***** Task material

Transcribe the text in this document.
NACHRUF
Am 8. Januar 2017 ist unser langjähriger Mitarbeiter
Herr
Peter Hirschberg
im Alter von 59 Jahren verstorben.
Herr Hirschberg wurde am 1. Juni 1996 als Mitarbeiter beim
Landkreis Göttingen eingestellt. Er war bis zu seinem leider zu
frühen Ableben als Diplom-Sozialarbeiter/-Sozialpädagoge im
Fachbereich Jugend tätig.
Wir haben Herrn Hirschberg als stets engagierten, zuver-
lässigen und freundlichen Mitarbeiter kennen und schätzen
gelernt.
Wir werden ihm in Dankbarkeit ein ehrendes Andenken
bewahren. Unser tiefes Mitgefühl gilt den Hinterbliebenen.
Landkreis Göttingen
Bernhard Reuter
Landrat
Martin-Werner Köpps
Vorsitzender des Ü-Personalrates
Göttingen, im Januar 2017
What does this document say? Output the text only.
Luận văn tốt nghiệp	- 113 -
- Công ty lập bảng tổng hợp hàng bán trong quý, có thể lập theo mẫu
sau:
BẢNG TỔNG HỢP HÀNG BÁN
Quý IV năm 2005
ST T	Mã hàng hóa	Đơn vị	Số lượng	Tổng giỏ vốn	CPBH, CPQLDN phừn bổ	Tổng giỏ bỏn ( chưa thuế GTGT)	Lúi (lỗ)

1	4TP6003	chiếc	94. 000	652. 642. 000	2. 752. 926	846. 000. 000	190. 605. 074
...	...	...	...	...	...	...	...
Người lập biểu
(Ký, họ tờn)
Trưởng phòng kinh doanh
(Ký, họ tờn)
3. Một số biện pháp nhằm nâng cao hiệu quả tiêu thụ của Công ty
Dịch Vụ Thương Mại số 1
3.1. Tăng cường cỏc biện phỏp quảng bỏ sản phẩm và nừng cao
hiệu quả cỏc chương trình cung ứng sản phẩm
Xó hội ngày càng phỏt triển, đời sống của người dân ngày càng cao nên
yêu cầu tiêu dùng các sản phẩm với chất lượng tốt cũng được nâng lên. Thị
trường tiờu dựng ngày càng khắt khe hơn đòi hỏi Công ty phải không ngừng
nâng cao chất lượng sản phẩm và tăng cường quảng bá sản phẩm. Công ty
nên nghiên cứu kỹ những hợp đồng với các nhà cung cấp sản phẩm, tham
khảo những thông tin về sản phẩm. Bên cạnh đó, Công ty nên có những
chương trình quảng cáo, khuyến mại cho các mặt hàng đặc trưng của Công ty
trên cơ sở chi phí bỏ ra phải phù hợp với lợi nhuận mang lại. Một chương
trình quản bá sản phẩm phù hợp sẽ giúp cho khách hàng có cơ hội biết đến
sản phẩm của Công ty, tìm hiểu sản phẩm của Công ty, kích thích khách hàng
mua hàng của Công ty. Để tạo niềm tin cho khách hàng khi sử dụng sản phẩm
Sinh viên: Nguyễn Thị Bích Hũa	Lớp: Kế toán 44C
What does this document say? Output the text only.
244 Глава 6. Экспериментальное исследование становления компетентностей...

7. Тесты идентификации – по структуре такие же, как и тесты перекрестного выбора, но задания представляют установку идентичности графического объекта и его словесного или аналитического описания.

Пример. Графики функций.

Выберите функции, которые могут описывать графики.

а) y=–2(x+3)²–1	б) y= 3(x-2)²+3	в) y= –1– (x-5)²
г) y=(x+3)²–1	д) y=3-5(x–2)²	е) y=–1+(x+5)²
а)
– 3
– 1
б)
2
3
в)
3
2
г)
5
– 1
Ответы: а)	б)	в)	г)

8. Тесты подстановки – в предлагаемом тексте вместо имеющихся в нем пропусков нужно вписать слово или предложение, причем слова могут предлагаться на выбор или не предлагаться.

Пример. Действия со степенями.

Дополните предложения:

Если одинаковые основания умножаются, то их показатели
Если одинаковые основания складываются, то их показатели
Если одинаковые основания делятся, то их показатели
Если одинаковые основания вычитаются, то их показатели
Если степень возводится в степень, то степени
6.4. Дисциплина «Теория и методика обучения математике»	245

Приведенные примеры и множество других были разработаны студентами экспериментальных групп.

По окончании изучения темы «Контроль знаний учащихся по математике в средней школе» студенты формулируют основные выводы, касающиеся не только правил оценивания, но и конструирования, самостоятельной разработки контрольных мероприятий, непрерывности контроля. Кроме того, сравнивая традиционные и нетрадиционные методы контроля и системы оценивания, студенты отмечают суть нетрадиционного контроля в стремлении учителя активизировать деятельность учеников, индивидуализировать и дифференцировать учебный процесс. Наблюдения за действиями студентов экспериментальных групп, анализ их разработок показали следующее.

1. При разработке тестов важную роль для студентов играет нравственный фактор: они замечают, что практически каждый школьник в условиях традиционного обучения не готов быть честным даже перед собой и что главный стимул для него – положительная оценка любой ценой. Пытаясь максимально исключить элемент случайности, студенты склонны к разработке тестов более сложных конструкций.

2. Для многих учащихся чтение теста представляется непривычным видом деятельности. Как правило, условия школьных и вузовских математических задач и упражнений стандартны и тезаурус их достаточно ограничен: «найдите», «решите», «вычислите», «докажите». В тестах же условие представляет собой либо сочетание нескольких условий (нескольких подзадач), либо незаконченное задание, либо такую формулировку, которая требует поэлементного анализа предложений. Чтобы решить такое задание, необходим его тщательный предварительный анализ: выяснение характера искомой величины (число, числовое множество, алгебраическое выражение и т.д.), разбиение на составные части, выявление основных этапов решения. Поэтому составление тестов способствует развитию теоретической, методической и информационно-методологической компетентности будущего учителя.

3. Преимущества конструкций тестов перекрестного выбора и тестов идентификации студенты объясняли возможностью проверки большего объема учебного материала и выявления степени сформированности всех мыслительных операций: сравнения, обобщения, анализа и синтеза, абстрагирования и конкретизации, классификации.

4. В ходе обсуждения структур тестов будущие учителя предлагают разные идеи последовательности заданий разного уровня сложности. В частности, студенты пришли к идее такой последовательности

**********

Problem >> Output every line above without altering anything.

Response to the exercise >>
Transcribe the text in this document.
NACHRUF
Am 8. Januar 2017 ist unser langjähriger Mitarbeiter
Herr
Peter Hirschberg
im Alter von 59 Jahren verstorben.
Herr Hirschberg wurde am 1. Juni 1996 als Mitarbeiter beim
Landkreis Göttingen eingestellt. Er war bis zu seinem leider zu
frühen Ableben als Diplom-Sozialarbeiter/-Sozialpädagoge im
Fachbereich Jugend tätig.
Wir haben Herrn Hirschberg als stets engagierten, zuver-
lässigen und freundlichen Mitarbeiter kennen und schätzen
gelernt.
Wir werden ihm in Dankbarkeit ein ehrendes Andenken
bewahren. Unser tiefes Mitgefühl gilt den Hinterbliebenen.
Landkreis Göttingen
Bernhard Reuter
Landrat
Martin-Werner Köpps
Vorsitzender des Ü-Personalrates
Göttingen, im Januar 2017
What does this document say? Output the text only.
Luận văn tốt nghiệp	- 113 -
- Công ty lập bảng tổng hợp hàng bán trong quý, có thể lập theo mẫu
sau:
BẢNG TỔNG HỢP HÀNG BÁN
Quý IV năm 2005
ST T	Mã hàng hóa	Đơn vị	Số lượng	Tổng giỏ vốn	CPBH, CPQLDN phừn bổ	Tổng giỏ bỏn ( chưa thuế GTGT)	Lúi (lỗ)

1	4TP6003	chiếc	94. 000	652. 642. 000	2. 752. 926	846. 000. 000	190. 605. 074
...	...	...	...	...	...	...	...
Người lập biểu
(Ký, họ tờn)
Trưởng phòng kinh doanh
(Ký, họ tờn)
3. Một số biện pháp nhằm nâng cao hiệu quả tiêu thụ của Công ty
Dịch Vụ Thương Mại số 1
3.1. Tăng cường cỏc biện phỏp quảng bỏ sản phẩm và nừng cao
hiệu quả cỏc chương trình cung ứng sản phẩm
Xó hội ngày càng phỏt triển, đời sống của người dân ngày càng cao nên
yêu cầu tiêu dùng các sản phẩm với chất lượng tốt cũng được nâng lên. Thị
trường tiờu dựng ngày càng khắt khe hơn đòi hỏi Công ty phải không ngừng
nâng cao chất lượng sản phẩm và tăng cường quảng bá sản phẩm. Công ty
nên nghiên cứu kỹ những hợp đồng với các nhà cung cấp sản phẩm, tham
khảo những thông tin về sản phẩm. Bên cạnh đó, Công ty nên có những
chương trình quảng cáo, khuyến mại cho các mặt hàng đặc trưng của Công ty
trên cơ sở chi phí bỏ ra phải phù hợp với lợi nhuận mang lại. Một chương
trình quản bá sản phẩm phù hợp sẽ giúp cho khách hàng có cơ hội biết đến
sản phẩm của Công ty, tìm hiểu sản phẩm của Công ty, kích thích khách hàng
mua hàng của Công ty. Để tạo niềm tin cho khách hàng khi sử dụng sản phẩm
Sinh viên: Nguyễn Thị Bích Hũa	Lớp: Kế toán 44C
What does this document say? Output the text only.
244 Глава 6. Экспериментальное исследование становления компетентностей...

7. Тесты идентификации – по структуре такие же, как и тесты перекрестного выбора, но задания представляют установку идентичности графического объекта и его словесного или аналитического описания.

Пример. Графики функций.

Выберите функции, которые могут описывать графики.

а) y=–2(x+3)²–1	б) y= 3(x-2)²+3	в) y= –1– (x-5)²
г) y=(x+3)²–1	д) y=3-5(x–2)²	е) y=–1+(x+5)²
а)
– 3
– 1
б)
2
3
в)
3
2
г)
5
– 1
Ответы: а)	б)	в)	г)

8. Тесты подстановки – в предлагаемом тексте вместо имеющихся в нем пропусков нужно вписать слово или предложение, причем слова могут предлагаться на выбор или не предлагаться.

Пример. Действия со степенями.

Дополните предложения:

Если одинаковые основания умножаются, то их показатели
Если одинаковые основания складываются, то их показатели
Если одинаковые основания делятся, то их показатели
Если одинаковые основания вычитаются, то их показатели
Если степень возводится в степень, то степени
6.4. Дисциплина «Теория и методика обучения математике»	245

Приведенные примеры и множество других были разработаны студентами экспериментальных групп.

По окончании изучения темы «Контроль знаний учащихся по математике в средней школе» студенты формулируют основные выводы, касающиеся не только правил оценивания, но и конструирования, самостоятельной разработки контрольных мероприятий, непрерывности контроля. Кроме того, сравнивая традиционные и нетрадиционные методы контроля и системы оценивания, студенты отмечают суть нетрадиционного контроля в стремлении учителя активизировать деятельность учеников, индивидуализировать и дифференцировать учебный процесс. Наблюдения за действиями студентов экспериментальных групп, анализ их разработок показали следующее.

1. При разработке тестов важную роль для студентов играет нравственный фактор: они замечают, что практически каждый школьник в условиях традиционного обучения не готов быть честным даже перед собой и что главный стимул для него – положительная оценка любой ценой. Пытаясь максимально исключить элемент случайности, студенты склонны к разработке тестов более сложных конструкций.

2. Для многих учащихся чтение теста представляется непривычным видом деятельности. Как правило, условия школьных и вузовских математических задач и упражнений стандартны и тезаурус их достаточно ограничен: «найдите», «решите», «вычислите», «докажите». В тестах же условие представляет собой либо сочетание нескольких условий (нескольких подзадач), либо незаконченное задание, либо такую формулировку, которая требует поэлементного анализа предложений. Чтобы решить такое задание, необходим его тщательный предварительный анализ: выяснение характера искомой величины (число, числовое множество, алгебраическое выражение и т.д.), разбиение на составные части, выявление основных этапов решения. Поэтому составление тестов способствует развитию теоретической, методической и информационно-методологической компетентности будущего учителя.

3. Преимущества конструкций тестов перекрестного выбора и тестов идентификации студенты объясняли возможностью проверки большего объема учебного материала и выявления степени сформированности всех мыслительных операций: сравнения, обобщения, анализа и синтеза, абстрагирования и конкретизации, классификации.

4. В ходе обсуждения структур тестов будущие учителя предлагают разные идеи последовательности заданий разного уровня сложности. В частности, студенты пришли к идее такой последовательности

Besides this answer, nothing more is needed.